◆ Request ◆
Copy all lines below exactly as written. Leave pictures out.

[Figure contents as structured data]
□ □ □ □
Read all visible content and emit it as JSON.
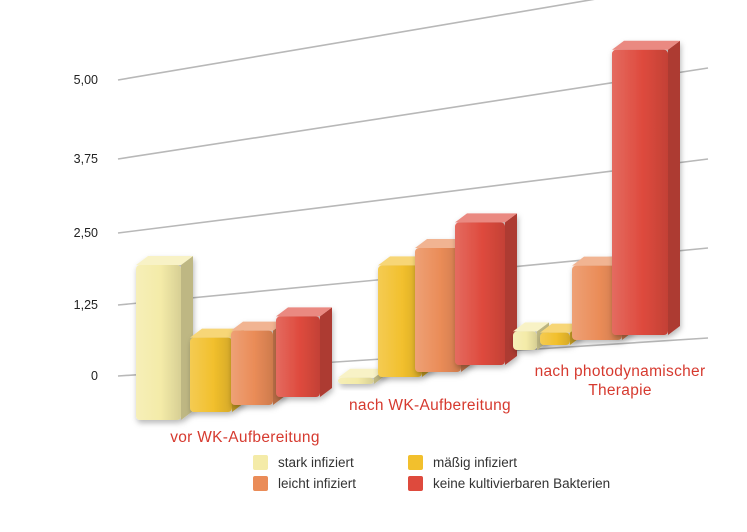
{
  "chart_data": {
    "type": "bar",
    "style": "3d-perspective",
    "categories": [
      "vor WK-Aufbereitung",
      "nach WK-Aufbereitung",
      "nach photodynamischer Therapie"
    ],
    "series": [
      {
        "name": "stark infiziert",
        "color": "#F4EBA8",
        "values": [
          2.5,
          0.1,
          0.3
        ]
      },
      {
        "name": "mäßig infiziert",
        "color": "#F2C02D",
        "values": [
          1.2,
          1.8,
          0.2
        ]
      },
      {
        "name": "leicht infiziert",
        "color": "#EA8C58",
        "values": [
          1.2,
          2.0,
          1.2
        ]
      },
      {
        "name": "keine kultivierbaren Bakterien",
        "color": "#DE4A3D",
        "values": [
          1.3,
          2.3,
          4.6
        ]
      }
    ],
    "y_ticks": [
      "0",
      "1,25",
      "2,50",
      "3,75",
      "5,00"
    ],
    "ylim": [
      0,
      5
    ],
    "title": "",
    "xlabel": "",
    "ylabel": "",
    "grid": true,
    "legend_position": "bottom"
  }
}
□ □ □ □
◆ Output of the task ◆
Read all visible content and emit it as JSON.
{
  "chart_data": {
    "type": "bar",
    "style": "3d-perspective",
    "categories": [
      "vor WK-Aufbereitung",
      "nach WK-Aufbereitung",
      "nach photodynamischer Therapie"
    ],
    "series": [
      {
        "name": "stark infiziert",
        "color": "#F4EBA8",
        "values": [
          2.5,
          0.1,
          0.3
        ]
      },
      {
        "name": "mäßig infiziert",
        "color": "#F2C02D",
        "values": [
          1.2,
          1.8,
          0.2
        ]
      },
      {
        "name": "leicht infiziert",
        "color": "#EA8C58",
        "values": [
          1.2,
          2.0,
          1.2
        ]
      },
      {
        "name": "keine kultivierbaren Bakterien",
        "color": "#DE4A3D",
        "values": [
          1.3,
          2.3,
          4.6
        ]
      }
    ],
    "y_ticks": [
      "0",
      "1,25",
      "2,50",
      "3,75",
      "5,00"
    ],
    "ylim": [
      0,
      5
    ],
    "title": "",
    "xlabel": "",
    "ylabel": "",
    "grid": true,
    "legend_position": "bottom"
  }
}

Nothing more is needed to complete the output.